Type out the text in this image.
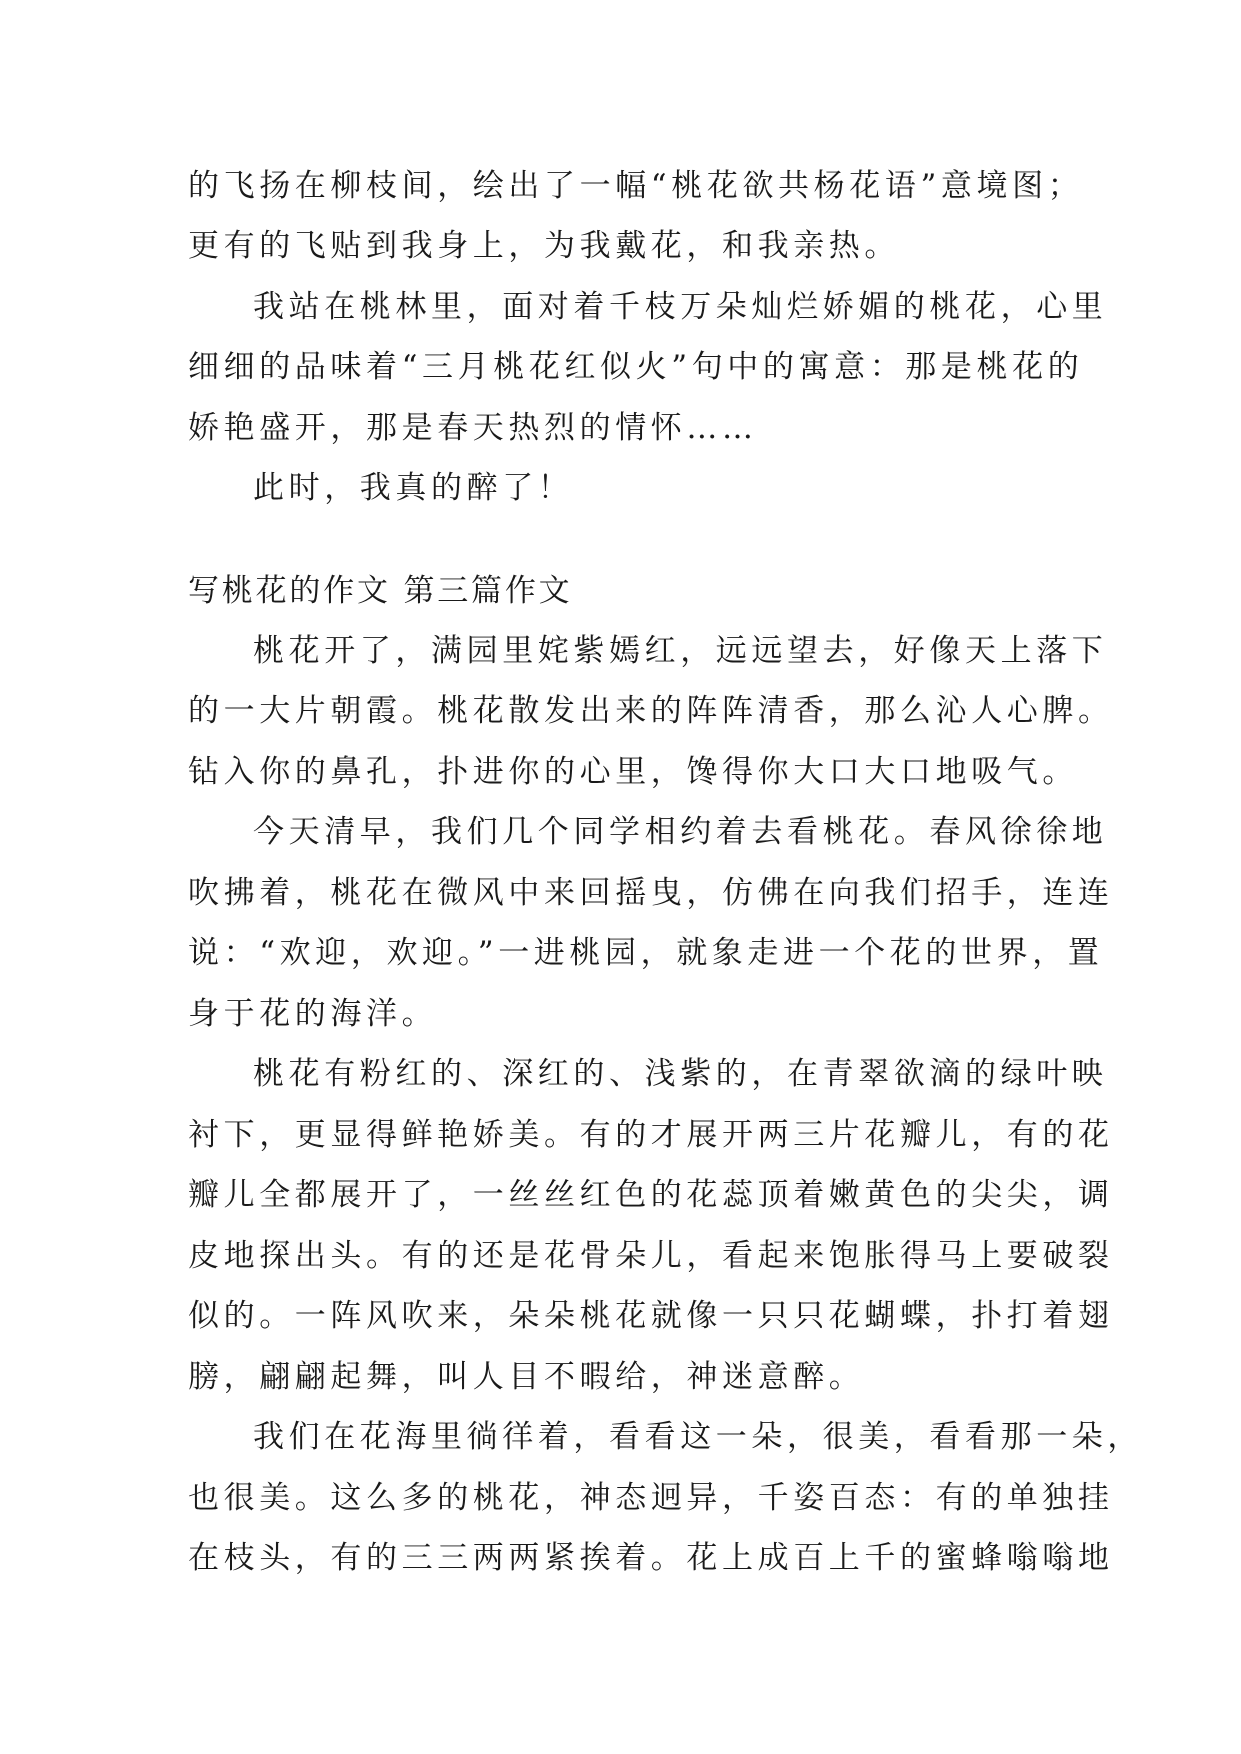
的飞扬在柳枝间，绘出了一幅“桃花欲共杨花语”意境图；
更有的飞贴到我身上，为我戴花，和我亲热。
我站在桃林里，面对着千枝万朵灿烂娇媚的桃花，心里
细细的品味着“三月桃花红似火”句中的寓意：那是桃花的
娇艳盛开，那是春天热烈的情怀……
此时，我真的醉了！
写桃花的作文 第三篇作文
桃花开了，满园里姹紫嫣红，远远望去，好像天上落下
的一大片朝霞。桃花散发出来的阵阵清香，那么沁人心脾。
钻入你的鼻孔，扑进你的心里，馋得你大口大口地吸气。
今天清早，我们几个同学相约着去看桃花。春风徐徐地
吹拂着，桃花在微风中来回摇曳，仿佛在向我们招手，连连
说：“欢迎，欢迎。”一进桃园，就象走进一个花的世界，置
身于花的海洋。
桃花有粉红的、深红的、浅紫的，在青翠欲滴的绿叶映
衬下，更显得鲜艳娇美。有的才展开两三片花瓣儿，有的花
瓣儿全都展开了，一丝丝红色的花蕊顶着嫩黄色的尖尖，调
皮地探出头。有的还是花骨朵儿，看起来饱胀得马上要破裂
似的。一阵风吹来，朵朵桃花就像一只只花蝴蝶，扑打着翅
膀，翩翩起舞，叫人目不暇给，神迷意醉。
我们在花海里徜徉着，看看这一朵，很美，看看那一朵，
也很美。这么多的桃花，神态迥异，千姿百态：有的单独挂
在枝头，有的三三两两紧挨着。花上成百上千的蜜蜂嗡嗡地
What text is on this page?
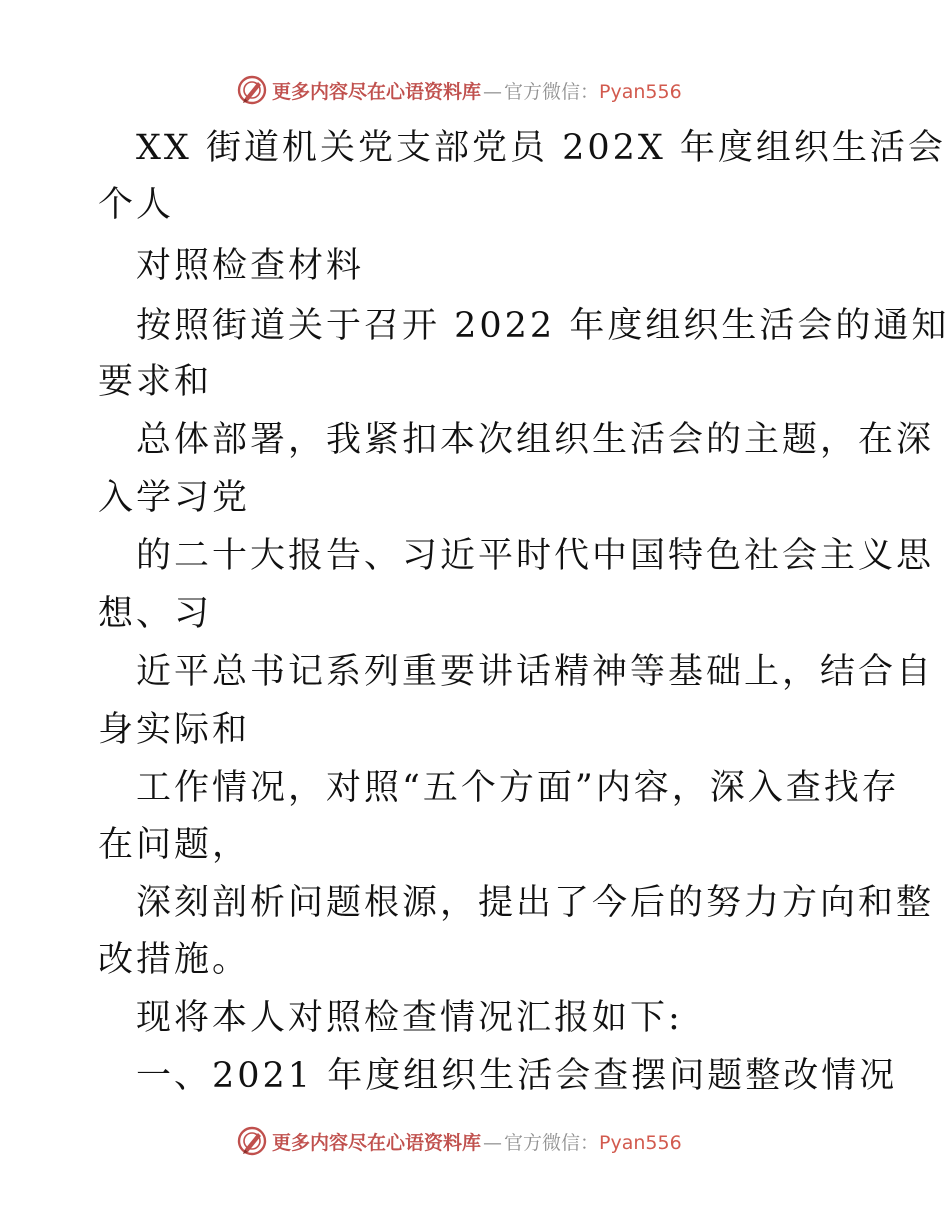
更多内容尽在心语资料库 — 官方微信：Pyan556
XX 街道机关党支部党员 202X 年度组织生活会
个人
对照检查材料
按照街道关于召开 2022 年度组织生活会的通知
要求和
总体部署，我紧扣本次组织生活会的主题，在深
入学习党
的二十大报告、习近平时代中国特色社会主义思
想、习
近平总书记系列重要讲话精神等基础上，结合自
身实际和
工作情况，对照“五个方面”内容，深入查找存
在问题，
深刻剖析问题根源，提出了今后的努力方向和整
改措施。
现将本人对照检查情况汇报如下:
一、2021 年度组织生活会查摆问题整改情况
更多内容尽在心语资料库 — 官方微信：Pyan556
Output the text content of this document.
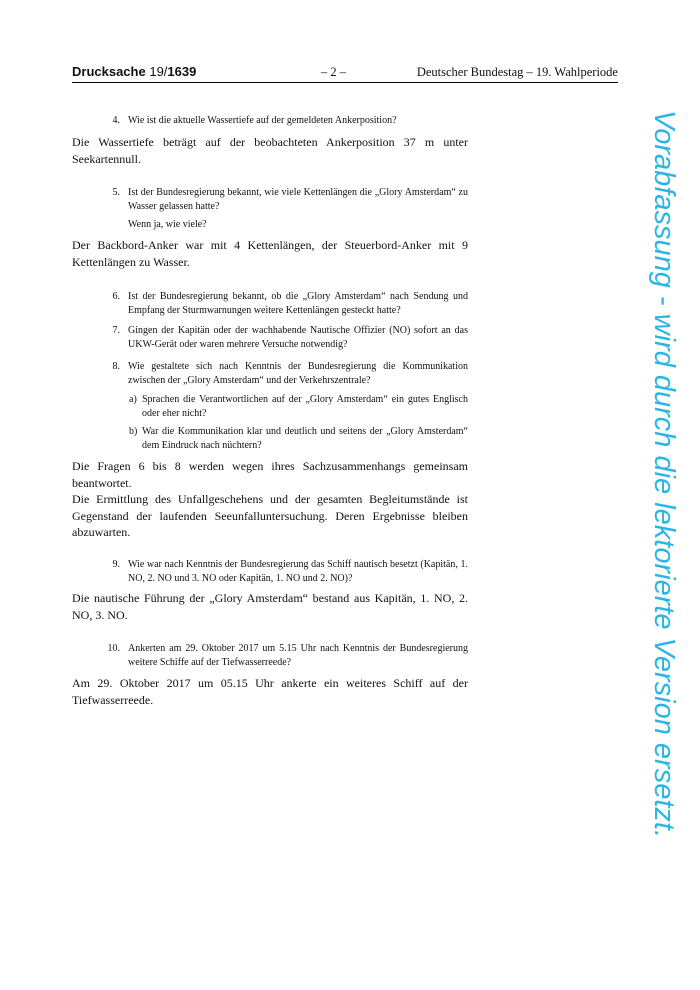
Drucksache 19/1639	– 2 –	Deutscher Bundestag – 19. Wahlperiode
4. Wie ist die aktuelle Wassertiefe auf der gemeldeten Ankerposition?
Die Wassertiefe beträgt auf der beobachteten Ankerposition 37 m unter Seekartennull.
5. Ist der Bundesregierung bekannt, wie viele Kettenlängen die „Glory Amsterdam“ zu Wasser gelassen hatte?
Wenn ja, wie viele?
Der Backbord-Anker war mit 4 Kettenlängen, der Steuerbord-Anker mit 9 Kettenlängen zu Wasser.
6. Ist der Bundesregierung bekannt, ob die „Glory Amsterdam“ nach Sendung und Empfang der Sturmwarnungen weitere Kettenlängen gesteckt hatte?
7. Gingen der Kapitän oder der wachhabende Nautische Offizier (NO) sofort an das UKW-Gerät oder waren mehrere Versuche notwendig?
8. Wie gestaltete sich nach Kenntnis der Bundesregierung die Kommunikation zwischen der „Glory Amsterdam“ und der Verkehrszentrale?
a) Sprachen die Verantwortlichen auf der „Glory Amsterdam“ ein gutes Englisch oder eher nicht?
b) War die Kommunikation klar und deutlich und seitens der „Glory Amsterdam“ dem Eindruck nach nüchtern?
Die Fragen 6 bis 8 werden wegen ihres Sachzusammenhangs gemeinsam beantwortet.
Die Ermittlung des Unfallgeschehens und der gesamten Begleitumstände ist Gegenstand der laufenden Seeunfalluntersuchung. Deren Ergebnisse bleiben abzuwarten.
9. Wie war nach Kenntnis der Bundesregierung das Schiff nautisch besetzt (Kapitän, 1. NO, 2. NO und 3. NO oder Kapitän, 1. NO und 2. NO)?
Die nautische Führung der „Glory Amsterdam“ bestand aus Kapitän, 1. NO, 2. NO, 3. NO.
10. Ankerten am 29. Oktober 2017 um 5.15 Uhr nach Kenntnis der Bundesregierung weitere Schiffe auf der Tiefwasserreede?
Am 29. Oktober 2017 um 05.15 Uhr ankerte ein weiteres Schiff auf der Tiefwasserreede.	Vorabfassung - wird durch die lektorierte Version ersetzt.
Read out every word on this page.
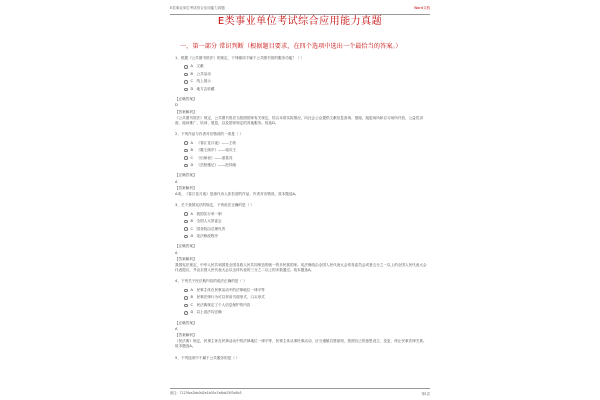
E类事业单位考试综合应用能力真题	Word文档
E类事业单位考试综合应用能力真题
一、第一部分 常识判断（根据题目要求，在四个选项中选出一个最恰当的答案。）

1、根据《公共图书馆法》的规定，下列哪项不属于公共图书馆的服务功能？（ ）

A 文献
B 公共活动
C 线上展示
D 地方志收藏
【正确答案】
D
【答案解析】
《公共图书馆法》规定，公共图书馆应当按照国家有关规定，结合本馆实际情况，向社会公众提供文献信息查询、借阅，阅览场所和自习场所开放，公益性讲座、阅读推广、培训、展览，以及国家规定的其他服务。故选D。

2、下列作品与作者对应错误的一项是（ ）

A 《春江花月夜》——王勃
B 《滕王阁序》——骆宾王
C 《出师表》——诸葛亮
D 《岳阳楼记》——范仲淹
【正确答案】
A
【答案解析】
A项，《春江花月夜》是唐代诗人张若虚的作品，作者对应错误，故本题选A。

3、关于我国宪法的规定，下列说法正确的是（ ）

A 我国实行单一制
B 全国人大常委会
C 国务院由总理负责
D 宪法修改程序
【正确答案】
A
【答案解析】
我国宪法规定，中华人民共和国是全国各族人民共同缔造的统一的多民族国家。宪法修改由全国人民代表大会常务委员会或者五分之一以上的全国人民代表大会代表提议，并由全国人民代表大会以全体代表的三分之二以上的多数通过。故本题选A。

4、下列关于民法典内容的说法正确的是（ ）

A 民事主体在民事活动中的法律地位一律平等
B 民事法律行为可以采用书面形式、口头形式
C 民法典规定了个人信息保护的内容
D 以上说法均正确
【正确答案】
A
【答案解析】
《民法典》规定，民事主体在民事活动中的法律地位一律平等，民事主体从事民事活动，应当遵循自愿原则，按照自己的意思设立、变更、终止民事法律关系。故本题选A。

5、下列选项中不属于公共服务的是（ ）

备注：7123fca2bb0d2e1b05c7a6da25f3c6b3	第1页
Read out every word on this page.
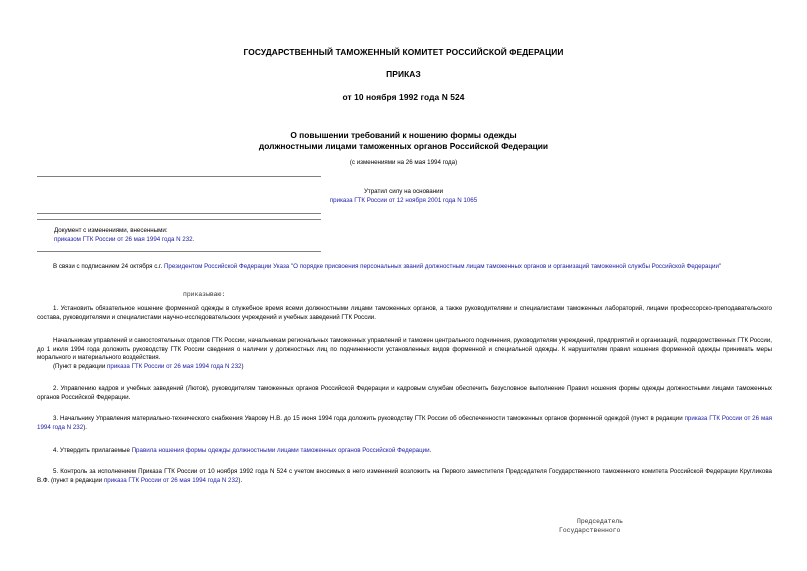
ГОСУДАРСТВЕННЫЙ ТАМОЖЕННЫЙ КОМИТЕТ РОССИЙСКОЙ ФЕДЕРАЦИИ
ПРИКАЗ
от 10 ноября 1992 года N 524
О повышении требований к ношению формы одежды
должностными лицами таможенных органов Российской Федерации
(с изменениями на 26 мая 1994 года)
Утратил силу на основании
приказа ГТК России от 12 ноября 2001 года N 1065
Документ с изменениями, внесенными:
приказом ГТК России от 26 мая 1994 года N 232.
В связи с подписанием 24 октября с.г. Президентом Российской Федерации Указа "О порядке присвоения персональных званий должностным лицам таможенных органов и организаций таможенной службы Российской Федерации"
приказываю:
1. Установить обязательное ношение форменной одежды в служебное время всеми должностными лицами таможенных органов, а также руководителями и специалистами таможенных лабораторий, лицами профессорско-преподавательского состава, руководителями и специалистами научно-исследовательских учреждений и учебных заведений ГТК России.
Начальникам управлений и самостоятельных отделов ГТК России, начальникам региональных таможенных управлений и таможен центрального подчинения, руководителям учреждений, предприятий и организаций, подведомственных ГТК России, до 1 июля 1994 года доложить руководству ГТК России сведения о наличии у должностных лиц по подчиненности установленных видов форменной и специальной одежды. К нарушителям правил ношения форменной одежды принимать меры морального и материального воздействия.
(Пункт в редакции приказа ГТК России от 26 мая 1994 года N 232)
2. Управлению кадров и учебных заведений (Лютов), руководителям таможенных органов Российской Федерации и кадровым службам обеспечить безусловное выполнение Правил ношения формы одежды должностными лицами таможенных органов Российской Федерации.
3. Начальнику Управления материально-технического снабжения Уварову Н.В. до 15 июня 1994 года доложить руководству ГТК России об обеспеченности таможенных органов форменной одеждой (пункт в редакции приказа ГТК России от 26 мая 1994 года N 232).
4. Утвердить прилагаемые Правила ношения формы одежды должностными лицами таможенных органов Российской Федерации.
5. Контроль за исполнением Приказа ГТК России от 10 ноября 1992 года N 524 с учетом вносимых в него изменений возложить на Первого заместителя Председателя Государственного таможенного комитета Российской Федерации Кругликова В.Ф. (пункт в редакции приказа ГТК России от 26 мая 1994 года N 232).
Председатель
Государственного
--------
▶ [What is expected] In the lines above, locate the string "Ankerposition". Copy every line where it occurs.

▶ [Answer for the task]
4. Wie ist die aktuelle Wassertiefe auf der gemeldeten Ankerposition?
Die Wassertiefe beträgt auf der beobachteten Ankerposition 37 m unter Seekartennull.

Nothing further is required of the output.